RECORD EXCERPTS -

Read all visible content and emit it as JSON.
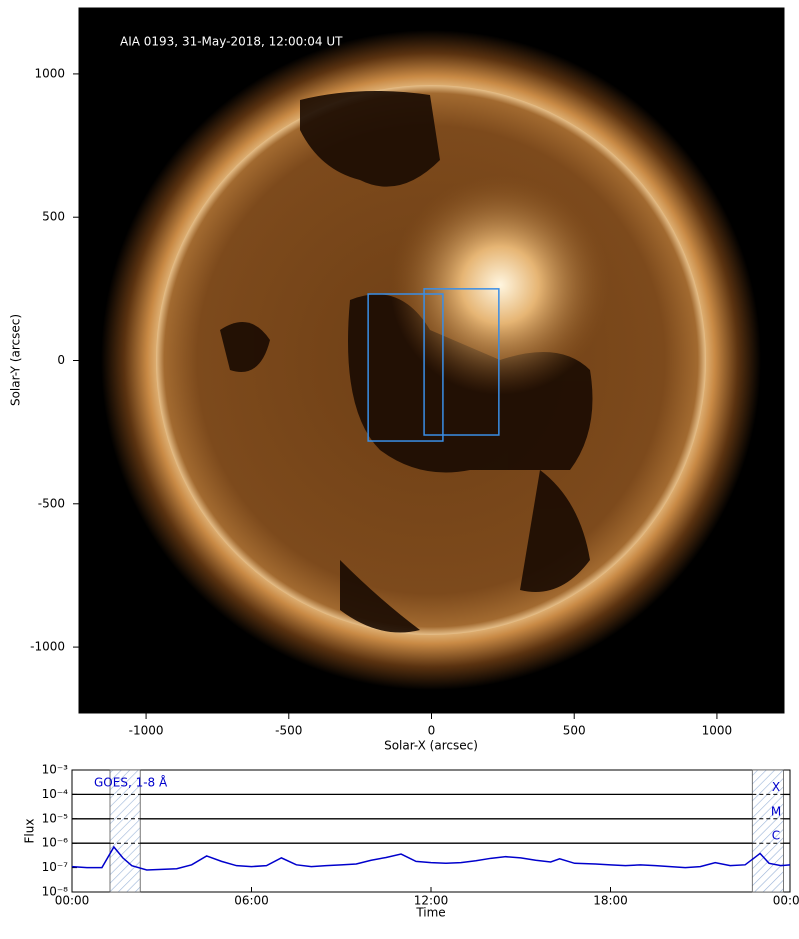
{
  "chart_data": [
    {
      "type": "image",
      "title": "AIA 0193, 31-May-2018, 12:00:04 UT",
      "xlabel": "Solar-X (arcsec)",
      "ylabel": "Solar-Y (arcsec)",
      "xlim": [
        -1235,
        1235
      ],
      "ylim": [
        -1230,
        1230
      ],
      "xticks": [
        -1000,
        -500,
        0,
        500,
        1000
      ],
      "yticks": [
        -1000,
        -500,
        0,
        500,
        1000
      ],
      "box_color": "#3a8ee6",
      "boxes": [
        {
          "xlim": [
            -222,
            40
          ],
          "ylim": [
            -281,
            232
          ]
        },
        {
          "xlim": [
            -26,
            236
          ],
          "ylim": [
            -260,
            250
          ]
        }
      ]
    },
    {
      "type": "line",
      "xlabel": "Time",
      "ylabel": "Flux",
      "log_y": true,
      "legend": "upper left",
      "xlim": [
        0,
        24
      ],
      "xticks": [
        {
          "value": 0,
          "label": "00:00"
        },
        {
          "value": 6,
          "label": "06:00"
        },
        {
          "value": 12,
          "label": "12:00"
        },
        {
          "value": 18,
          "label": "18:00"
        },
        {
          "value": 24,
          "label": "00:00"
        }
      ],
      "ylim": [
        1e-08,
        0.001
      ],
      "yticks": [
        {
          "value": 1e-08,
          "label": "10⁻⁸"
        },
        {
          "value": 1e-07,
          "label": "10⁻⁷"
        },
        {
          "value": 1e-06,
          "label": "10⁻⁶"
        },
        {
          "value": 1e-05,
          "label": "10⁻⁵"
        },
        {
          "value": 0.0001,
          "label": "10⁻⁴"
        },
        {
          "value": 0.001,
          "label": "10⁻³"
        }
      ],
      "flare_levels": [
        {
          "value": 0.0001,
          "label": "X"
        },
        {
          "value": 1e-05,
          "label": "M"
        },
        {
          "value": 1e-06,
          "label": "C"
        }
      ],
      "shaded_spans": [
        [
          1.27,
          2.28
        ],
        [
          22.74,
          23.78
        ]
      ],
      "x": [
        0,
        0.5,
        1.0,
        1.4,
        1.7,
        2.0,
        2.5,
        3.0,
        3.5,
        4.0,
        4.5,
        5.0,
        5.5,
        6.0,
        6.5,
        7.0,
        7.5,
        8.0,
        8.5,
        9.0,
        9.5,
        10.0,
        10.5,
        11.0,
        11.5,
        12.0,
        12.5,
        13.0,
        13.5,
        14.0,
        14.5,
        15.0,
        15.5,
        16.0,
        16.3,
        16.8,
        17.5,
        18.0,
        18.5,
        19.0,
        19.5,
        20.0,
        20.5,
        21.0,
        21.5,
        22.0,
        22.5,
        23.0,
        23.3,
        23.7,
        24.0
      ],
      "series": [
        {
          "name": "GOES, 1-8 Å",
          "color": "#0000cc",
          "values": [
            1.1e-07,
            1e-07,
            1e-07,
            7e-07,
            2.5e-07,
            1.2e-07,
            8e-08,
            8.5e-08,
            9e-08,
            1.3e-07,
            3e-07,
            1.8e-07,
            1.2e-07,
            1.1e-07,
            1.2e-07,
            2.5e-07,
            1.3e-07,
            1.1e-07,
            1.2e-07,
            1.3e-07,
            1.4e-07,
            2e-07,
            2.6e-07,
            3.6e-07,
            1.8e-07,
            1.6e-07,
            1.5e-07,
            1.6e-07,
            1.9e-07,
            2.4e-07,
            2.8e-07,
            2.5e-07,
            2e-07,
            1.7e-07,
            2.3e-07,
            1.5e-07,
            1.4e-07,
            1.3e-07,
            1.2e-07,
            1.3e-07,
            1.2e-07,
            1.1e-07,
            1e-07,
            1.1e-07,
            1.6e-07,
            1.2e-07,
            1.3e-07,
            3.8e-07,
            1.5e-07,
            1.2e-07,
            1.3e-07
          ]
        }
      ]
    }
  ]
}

EXERCISE -
Every line should be retyped exactly, with the pictures omitted.

CORRECT OUTPUT -
Read all visible content and emit it as JSON.
{
  "chart_data": [
    {
      "type": "image",
      "title": "AIA 0193, 31-May-2018, 12:00:04 UT",
      "xlabel": "Solar-X (arcsec)",
      "ylabel": "Solar-Y (arcsec)",
      "xlim": [
        -1235,
        1235
      ],
      "ylim": [
        -1230,
        1230
      ],
      "xticks": [
        -1000,
        -500,
        0,
        500,
        1000
      ],
      "yticks": [
        -1000,
        -500,
        0,
        500,
        1000
      ],
      "box_color": "#3a8ee6",
      "boxes": [
        {
          "xlim": [
            -222,
            40
          ],
          "ylim": [
            -281,
            232
          ]
        },
        {
          "xlim": [
            -26,
            236
          ],
          "ylim": [
            -260,
            250
          ]
        }
      ]
    },
    {
      "type": "line",
      "xlabel": "Time",
      "ylabel": "Flux",
      "log_y": true,
      "legend": "upper left",
      "xlim": [
        0,
        24
      ],
      "xticks": [
        {
          "value": 0,
          "label": "00:00"
        },
        {
          "value": 6,
          "label": "06:00"
        },
        {
          "value": 12,
          "label": "12:00"
        },
        {
          "value": 18,
          "label": "18:00"
        },
        {
          "value": 24,
          "label": "00:00"
        }
      ],
      "ylim": [
        1e-08,
        0.001
      ],
      "yticks": [
        {
          "value": 1e-08,
          "label": "10⁻⁸"
        },
        {
          "value": 1e-07,
          "label": "10⁻⁷"
        },
        {
          "value": 1e-06,
          "label": "10⁻⁶"
        },
        {
          "value": 1e-05,
          "label": "10⁻⁵"
        },
        {
          "value": 0.0001,
          "label": "10⁻⁴"
        },
        {
          "value": 0.001,
          "label": "10⁻³"
        }
      ],
      "flare_levels": [
        {
          "value": 0.0001,
          "label": "X"
        },
        {
          "value": 1e-05,
          "label": "M"
        },
        {
          "value": 1e-06,
          "label": "C"
        }
      ],
      "shaded_spans": [
        [
          1.27,
          2.28
        ],
        [
          22.74,
          23.78
        ]
      ],
      "x": [
        0,
        0.5,
        1.0,
        1.4,
        1.7,
        2.0,
        2.5,
        3.0,
        3.5,
        4.0,
        4.5,
        5.0,
        5.5,
        6.0,
        6.5,
        7.0,
        7.5,
        8.0,
        8.5,
        9.0,
        9.5,
        10.0,
        10.5,
        11.0,
        11.5,
        12.0,
        12.5,
        13.0,
        13.5,
        14.0,
        14.5,
        15.0,
        15.5,
        16.0,
        16.3,
        16.8,
        17.5,
        18.0,
        18.5,
        19.0,
        19.5,
        20.0,
        20.5,
        21.0,
        21.5,
        22.0,
        22.5,
        23.0,
        23.3,
        23.7,
        24.0
      ],
      "series": [
        {
          "name": "GOES, 1-8 Å",
          "color": "#0000cc",
          "values": [
            1.1e-07,
            1e-07,
            1e-07,
            7e-07,
            2.5e-07,
            1.2e-07,
            8e-08,
            8.5e-08,
            9e-08,
            1.3e-07,
            3e-07,
            1.8e-07,
            1.2e-07,
            1.1e-07,
            1.2e-07,
            2.5e-07,
            1.3e-07,
            1.1e-07,
            1.2e-07,
            1.3e-07,
            1.4e-07,
            2e-07,
            2.6e-07,
            3.6e-07,
            1.8e-07,
            1.6e-07,
            1.5e-07,
            1.6e-07,
            1.9e-07,
            2.4e-07,
            2.8e-07,
            2.5e-07,
            2e-07,
            1.7e-07,
            2.3e-07,
            1.5e-07,
            1.4e-07,
            1.3e-07,
            1.2e-07,
            1.3e-07,
            1.2e-07,
            1.1e-07,
            1e-07,
            1.1e-07,
            1.6e-07,
            1.2e-07,
            1.3e-07,
            3.8e-07,
            1.5e-07,
            1.2e-07,
            1.3e-07
          ]
        }
      ]
    }
  ]
}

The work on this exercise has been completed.